Direction: Copy each line in which the string "document" occurs.

Given records:
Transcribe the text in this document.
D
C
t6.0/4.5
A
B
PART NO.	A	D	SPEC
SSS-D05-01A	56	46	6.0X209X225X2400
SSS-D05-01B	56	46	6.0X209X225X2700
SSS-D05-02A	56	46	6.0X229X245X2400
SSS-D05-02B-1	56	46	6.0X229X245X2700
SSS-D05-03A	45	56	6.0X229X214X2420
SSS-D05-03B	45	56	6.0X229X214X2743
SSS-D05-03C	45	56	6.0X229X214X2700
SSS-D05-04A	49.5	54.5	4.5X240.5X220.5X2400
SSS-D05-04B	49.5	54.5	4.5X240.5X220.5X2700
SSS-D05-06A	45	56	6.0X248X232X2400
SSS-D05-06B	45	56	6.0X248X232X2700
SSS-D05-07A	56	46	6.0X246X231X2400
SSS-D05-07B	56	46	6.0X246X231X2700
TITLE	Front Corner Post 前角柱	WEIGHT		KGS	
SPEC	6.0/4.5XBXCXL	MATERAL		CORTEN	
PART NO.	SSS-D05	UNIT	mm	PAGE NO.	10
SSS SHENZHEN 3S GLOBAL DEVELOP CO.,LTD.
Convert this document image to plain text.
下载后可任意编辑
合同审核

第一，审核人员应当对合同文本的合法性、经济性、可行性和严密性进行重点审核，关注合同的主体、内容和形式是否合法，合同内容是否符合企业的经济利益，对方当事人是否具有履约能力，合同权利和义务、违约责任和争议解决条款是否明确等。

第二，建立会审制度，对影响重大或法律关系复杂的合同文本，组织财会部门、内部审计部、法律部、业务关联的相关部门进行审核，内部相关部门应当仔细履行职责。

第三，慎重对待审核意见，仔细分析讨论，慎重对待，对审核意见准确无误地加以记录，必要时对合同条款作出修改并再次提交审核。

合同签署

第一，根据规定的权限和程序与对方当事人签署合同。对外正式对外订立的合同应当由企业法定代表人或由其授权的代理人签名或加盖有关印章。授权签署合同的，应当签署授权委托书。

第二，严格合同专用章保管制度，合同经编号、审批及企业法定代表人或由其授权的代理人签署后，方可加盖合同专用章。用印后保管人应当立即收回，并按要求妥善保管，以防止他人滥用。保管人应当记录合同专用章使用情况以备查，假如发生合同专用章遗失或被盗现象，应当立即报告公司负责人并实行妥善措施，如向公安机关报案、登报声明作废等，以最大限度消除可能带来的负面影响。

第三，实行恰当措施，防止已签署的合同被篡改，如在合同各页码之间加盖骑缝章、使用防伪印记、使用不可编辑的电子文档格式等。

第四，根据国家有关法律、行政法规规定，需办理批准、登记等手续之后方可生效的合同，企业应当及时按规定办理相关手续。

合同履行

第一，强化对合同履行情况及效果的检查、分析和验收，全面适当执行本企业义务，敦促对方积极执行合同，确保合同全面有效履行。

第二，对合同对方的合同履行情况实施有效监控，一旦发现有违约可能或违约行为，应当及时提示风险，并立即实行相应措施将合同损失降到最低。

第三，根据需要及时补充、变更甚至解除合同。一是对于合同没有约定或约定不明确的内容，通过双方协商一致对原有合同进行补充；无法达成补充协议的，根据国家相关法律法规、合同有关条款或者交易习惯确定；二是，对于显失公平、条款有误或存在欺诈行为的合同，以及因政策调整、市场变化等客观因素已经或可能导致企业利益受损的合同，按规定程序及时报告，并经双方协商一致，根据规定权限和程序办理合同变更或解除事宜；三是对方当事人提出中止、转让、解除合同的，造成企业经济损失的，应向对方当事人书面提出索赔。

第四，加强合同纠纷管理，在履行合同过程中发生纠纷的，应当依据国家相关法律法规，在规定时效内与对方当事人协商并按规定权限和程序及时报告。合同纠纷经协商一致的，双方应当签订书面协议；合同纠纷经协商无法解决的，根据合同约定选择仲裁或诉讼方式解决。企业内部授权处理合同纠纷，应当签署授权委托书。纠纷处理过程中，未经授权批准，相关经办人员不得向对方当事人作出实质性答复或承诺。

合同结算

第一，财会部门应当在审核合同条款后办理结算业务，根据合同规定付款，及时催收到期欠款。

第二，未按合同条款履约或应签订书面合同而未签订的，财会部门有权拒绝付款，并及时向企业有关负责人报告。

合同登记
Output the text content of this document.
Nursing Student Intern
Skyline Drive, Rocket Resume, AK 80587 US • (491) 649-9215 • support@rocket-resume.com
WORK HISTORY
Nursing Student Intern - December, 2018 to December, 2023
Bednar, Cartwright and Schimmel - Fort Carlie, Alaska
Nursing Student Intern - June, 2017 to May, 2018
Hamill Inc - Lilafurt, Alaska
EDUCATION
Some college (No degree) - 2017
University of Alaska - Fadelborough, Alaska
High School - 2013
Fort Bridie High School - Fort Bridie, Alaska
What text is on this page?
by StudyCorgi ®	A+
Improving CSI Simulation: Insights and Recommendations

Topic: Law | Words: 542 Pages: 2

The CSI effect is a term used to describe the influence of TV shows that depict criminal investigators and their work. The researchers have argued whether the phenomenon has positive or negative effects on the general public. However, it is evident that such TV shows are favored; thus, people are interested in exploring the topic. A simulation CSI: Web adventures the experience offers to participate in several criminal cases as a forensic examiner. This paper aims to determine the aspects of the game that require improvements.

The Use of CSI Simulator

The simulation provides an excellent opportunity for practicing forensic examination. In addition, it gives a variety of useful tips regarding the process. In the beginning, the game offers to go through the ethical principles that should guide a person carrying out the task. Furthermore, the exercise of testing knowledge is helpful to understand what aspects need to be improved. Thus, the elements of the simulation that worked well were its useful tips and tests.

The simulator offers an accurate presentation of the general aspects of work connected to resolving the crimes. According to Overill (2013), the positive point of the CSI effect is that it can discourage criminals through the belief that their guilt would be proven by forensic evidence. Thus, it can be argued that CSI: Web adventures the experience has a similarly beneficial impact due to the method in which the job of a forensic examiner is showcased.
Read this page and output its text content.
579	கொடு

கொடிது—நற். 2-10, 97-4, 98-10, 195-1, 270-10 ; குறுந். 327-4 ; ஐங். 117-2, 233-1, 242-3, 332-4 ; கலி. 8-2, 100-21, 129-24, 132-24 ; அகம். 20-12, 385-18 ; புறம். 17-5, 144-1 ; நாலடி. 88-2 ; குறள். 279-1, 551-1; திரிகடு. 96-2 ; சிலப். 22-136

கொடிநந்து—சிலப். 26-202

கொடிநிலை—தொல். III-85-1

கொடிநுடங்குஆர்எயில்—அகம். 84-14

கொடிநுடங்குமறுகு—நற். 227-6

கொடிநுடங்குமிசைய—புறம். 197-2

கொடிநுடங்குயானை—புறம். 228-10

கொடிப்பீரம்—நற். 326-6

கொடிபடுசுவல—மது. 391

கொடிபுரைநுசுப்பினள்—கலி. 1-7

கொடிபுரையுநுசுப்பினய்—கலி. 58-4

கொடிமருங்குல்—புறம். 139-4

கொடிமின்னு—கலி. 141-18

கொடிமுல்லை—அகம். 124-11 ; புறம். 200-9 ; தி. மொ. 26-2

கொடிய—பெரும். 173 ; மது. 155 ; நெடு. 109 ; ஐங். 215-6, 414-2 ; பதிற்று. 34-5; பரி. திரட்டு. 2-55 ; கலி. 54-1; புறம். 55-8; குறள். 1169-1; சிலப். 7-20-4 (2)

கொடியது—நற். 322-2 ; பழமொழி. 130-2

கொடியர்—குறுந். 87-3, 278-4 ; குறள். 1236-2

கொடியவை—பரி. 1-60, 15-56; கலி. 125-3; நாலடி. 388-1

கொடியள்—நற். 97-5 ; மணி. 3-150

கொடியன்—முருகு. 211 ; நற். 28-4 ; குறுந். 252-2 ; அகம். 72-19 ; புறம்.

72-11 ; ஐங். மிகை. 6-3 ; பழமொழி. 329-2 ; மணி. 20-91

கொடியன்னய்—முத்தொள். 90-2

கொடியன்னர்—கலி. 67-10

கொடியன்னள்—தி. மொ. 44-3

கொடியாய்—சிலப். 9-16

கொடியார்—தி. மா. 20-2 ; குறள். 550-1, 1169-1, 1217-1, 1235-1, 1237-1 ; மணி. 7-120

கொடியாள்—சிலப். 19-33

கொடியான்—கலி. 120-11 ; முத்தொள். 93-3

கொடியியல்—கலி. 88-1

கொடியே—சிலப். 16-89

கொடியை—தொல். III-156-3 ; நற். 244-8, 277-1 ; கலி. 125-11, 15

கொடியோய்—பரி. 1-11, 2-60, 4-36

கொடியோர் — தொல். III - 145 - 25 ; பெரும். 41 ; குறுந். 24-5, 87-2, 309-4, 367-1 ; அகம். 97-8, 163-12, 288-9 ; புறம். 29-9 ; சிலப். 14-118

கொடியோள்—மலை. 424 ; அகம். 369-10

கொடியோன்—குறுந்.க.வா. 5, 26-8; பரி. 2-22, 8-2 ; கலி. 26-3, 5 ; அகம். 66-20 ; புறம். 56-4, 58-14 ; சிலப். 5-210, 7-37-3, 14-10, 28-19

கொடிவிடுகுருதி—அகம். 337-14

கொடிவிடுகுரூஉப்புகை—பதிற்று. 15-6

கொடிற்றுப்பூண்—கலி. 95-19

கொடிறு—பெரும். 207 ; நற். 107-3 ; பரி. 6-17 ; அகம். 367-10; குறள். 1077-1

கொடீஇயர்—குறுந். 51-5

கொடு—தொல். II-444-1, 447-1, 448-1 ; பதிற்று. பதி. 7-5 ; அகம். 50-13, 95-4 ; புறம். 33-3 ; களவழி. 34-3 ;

The result:
Transcribe the text in this document.
Convert this document image to plain text.
Output the text content of this document.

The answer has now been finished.